Prompt. Your task is to print all of the data word for word.

Data in this exercise.

******************************

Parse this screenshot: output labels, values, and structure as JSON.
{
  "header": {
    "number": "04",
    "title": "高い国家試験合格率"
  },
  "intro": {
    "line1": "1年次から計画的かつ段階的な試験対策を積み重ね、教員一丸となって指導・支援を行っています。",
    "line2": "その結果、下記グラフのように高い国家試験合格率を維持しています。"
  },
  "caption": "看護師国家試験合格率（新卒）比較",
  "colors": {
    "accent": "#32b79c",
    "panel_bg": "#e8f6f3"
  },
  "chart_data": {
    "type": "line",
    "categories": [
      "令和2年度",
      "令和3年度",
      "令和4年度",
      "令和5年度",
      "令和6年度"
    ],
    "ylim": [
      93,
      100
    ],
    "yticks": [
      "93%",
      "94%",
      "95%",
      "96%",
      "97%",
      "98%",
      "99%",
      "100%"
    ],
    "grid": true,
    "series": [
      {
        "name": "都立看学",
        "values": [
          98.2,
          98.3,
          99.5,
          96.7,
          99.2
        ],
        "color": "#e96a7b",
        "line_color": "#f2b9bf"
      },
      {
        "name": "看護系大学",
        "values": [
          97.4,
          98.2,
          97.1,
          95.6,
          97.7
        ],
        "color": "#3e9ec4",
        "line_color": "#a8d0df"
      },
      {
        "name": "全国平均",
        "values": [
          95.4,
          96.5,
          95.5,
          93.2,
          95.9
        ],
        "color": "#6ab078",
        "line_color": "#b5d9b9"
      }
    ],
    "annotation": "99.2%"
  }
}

******************************

Task solution.
Parse this screenshot: output labels, values, and structure as JSON.
{
  "header": {
    "number": "04",
    "title": "高い国家試験合格率"
  },
  "intro": {
    "line1": "1年次から計画的かつ段階的な試験対策を積み重ね、教員一丸となって指導・支援を行っています。",
    "line2": "その結果、下記グラフのように高い国家試験合格率を維持しています。"
  },
  "caption": "看護師国家試験合格率（新卒）比較",
  "colors": {
    "accent": "#32b79c",
    "panel_bg": "#e8f6f3"
  },
  "chart_data": {
    "type": "line",
    "categories": [
      "令和2年度",
      "令和3年度",
      "令和4年度",
      "令和5年度",
      "令和6年度"
    ],
    "ylim": [
      93,
      100
    ],
    "yticks": [
      "93%",
      "94%",
      "95%",
      "96%",
      "97%",
      "98%",
      "99%",
      "100%"
    ],
    "grid": true,
    "series": [
      {
        "name": "都立看学",
        "values": [
          98.2,
          98.3,
          99.5,
          96.7,
          99.2
        ],
        "color": "#e96a7b",
        "line_color": "#f2b9bf"
      },
      {
        "name": "看護系大学",
        "values": [
          97.4,
          98.2,
          97.1,
          95.6,
          97.7
        ],
        "color": "#3e9ec4",
        "line_color": "#a8d0df"
      },
      {
        "name": "全国平均",
        "values": [
          95.4,
          96.5,
          95.5,
          93.2,
          95.9
        ],
        "color": "#6ab078",
        "line_color": "#b5d9b9"
      }
    ],
    "annotation": "99.2%"
  }
}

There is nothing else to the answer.